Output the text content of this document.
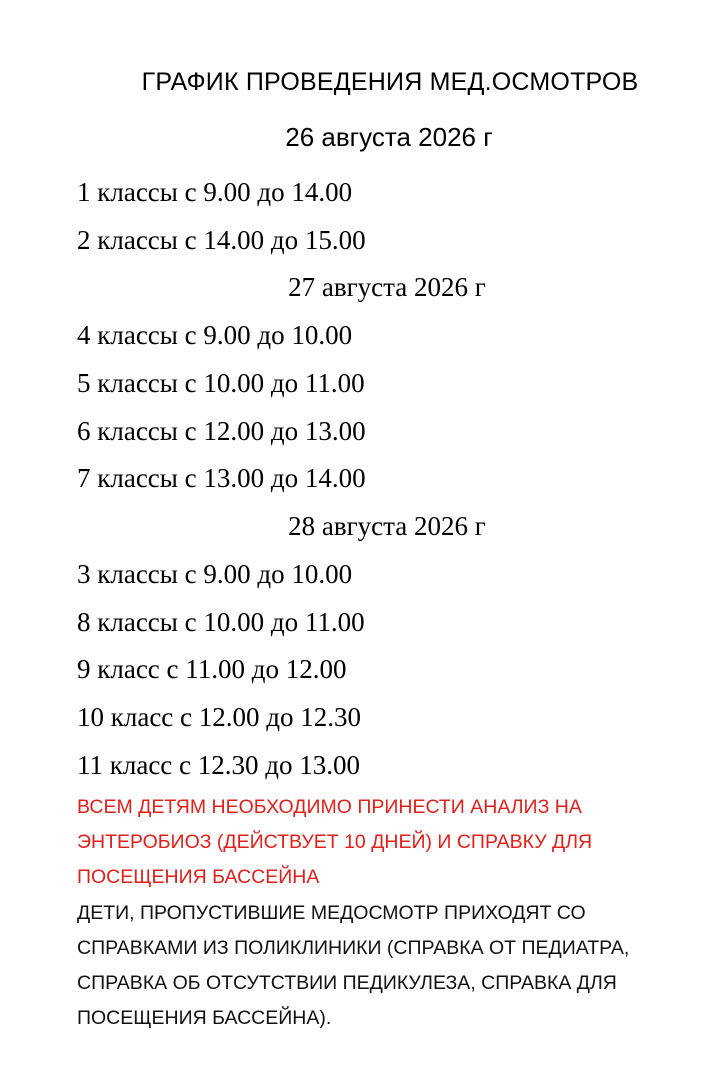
ГРАФИК ПРОВЕДЕНИЯ МЕД.ОСМОТРОВ
26 августа 2026 г

1 классы с 9.00 до 14.00

2 классы с 14.00 до 15.00

27 августа 2026 г

4 классы с 9.00 до 10.00

5 классы с 10.00 до 11.00

6 классы с 12.00 до 13.00

7 классы с 13.00 до 14.00

28 августа 2026 г

3 классы с 9.00 до 10.00

8 классы с 10.00 до 11.00

9 класс с 11.00 до 12.00

10 класс с 12.00 до 12.30

11 класс с 12.30 до 13.00

ВСЕМ ДЕТЯМ НЕОБХОДИМО ПРИНЕСТИ АНАЛИЗ НА
ЭНТЕРОБИОЗ (ДЕЙСТВУЕТ 10 ДНЕЙ) И СПРАВКУ ДЛЯ
ПОСЕЩЕНИЯ БАССЕЙНА
ДЕТИ, ПРОПУСТИВШИЕ МЕДОСМОТР ПРИХОДЯТ СО
СПРАВКАМИ ИЗ ПОЛИКЛИНИКИ (СПРАВКА ОТ ПЕДИАТРА,
СПРАВКА ОБ ОТСУТСТВИИ ПЕДИКУЛЕЗА, СПРАВКА ДЛЯ
ПОСЕЩЕНИЯ БАССЕЙНА).
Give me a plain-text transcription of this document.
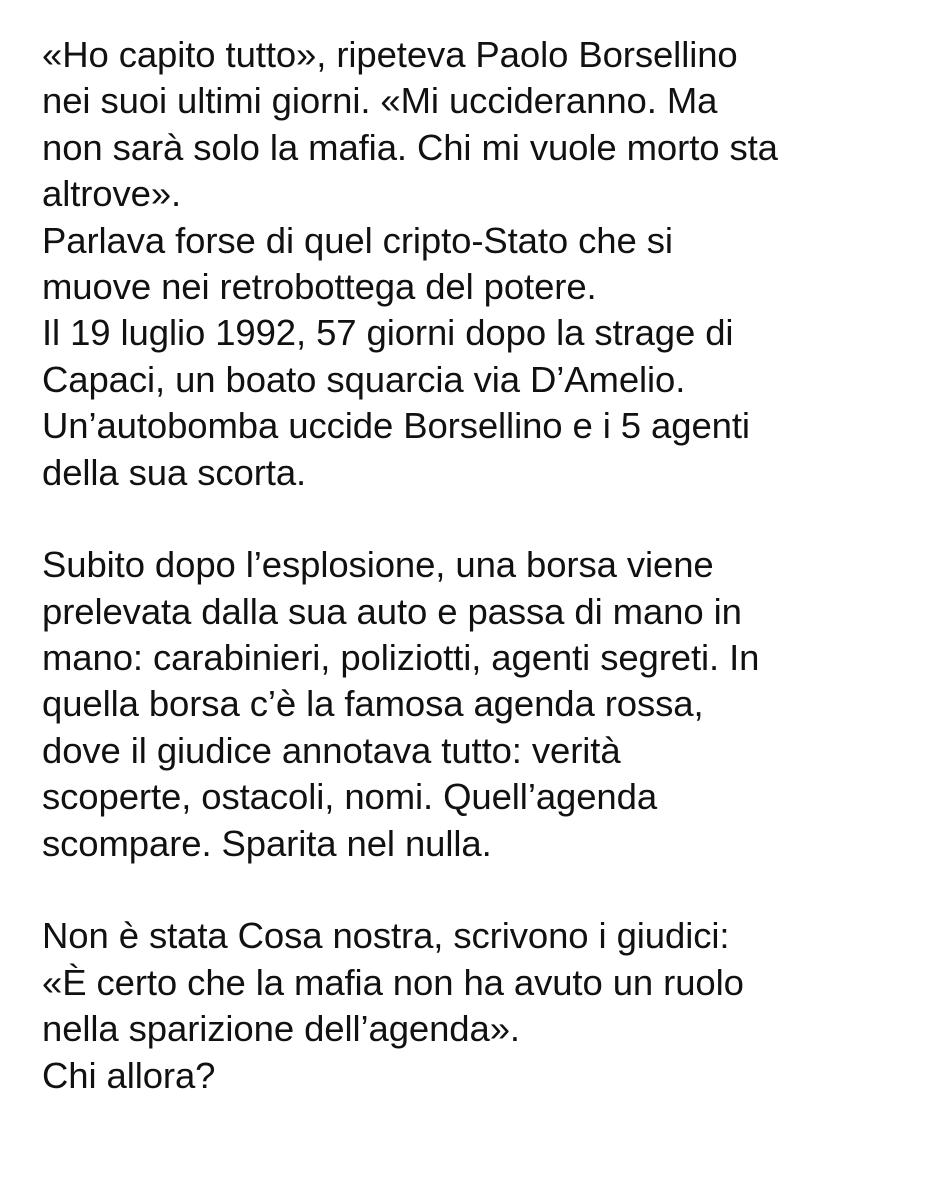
«Ho capito tutto», ripeteva Paolo Borsellino
nei suoi ultimi giorni. «Mi uccideranno. Ma
non sarà solo la mafia. Chi mi vuole morto sta
altrove».
Parlava forse di quel cripto-Stato che si
muove nei retrobottega del potere.
Il 19 luglio 1992, 57 giorni dopo la strage di
Capaci, un boato squarcia via D’Amelio.
Un’autobomba uccide Borsellino e i 5 agenti
della sua scorta.
Subito dopo l’esplosione, una borsa viene
prelevata dalla sua auto e passa di mano in
mano: carabinieri, poliziotti, agenti segreti. In
quella borsa c’è la famosa agenda rossa,
dove il giudice annotava tutto: verità
scoperte, ostacoli, nomi. Quell’agenda
scompare. Sparita nel nulla.
Non è stata Cosa nostra, scrivono i giudici:
«È certo che la mafia non ha avuto un ruolo
nella sparizione dell’agenda».
Chi allora?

******************************

## Objective
Copy every line of the data that holds the string "giorni".

## Exercise solution
nei suoi ultimi giorni. «Mi uccideranno. Ma
Il 19 luglio 1992, 57 giorni dopo la strage di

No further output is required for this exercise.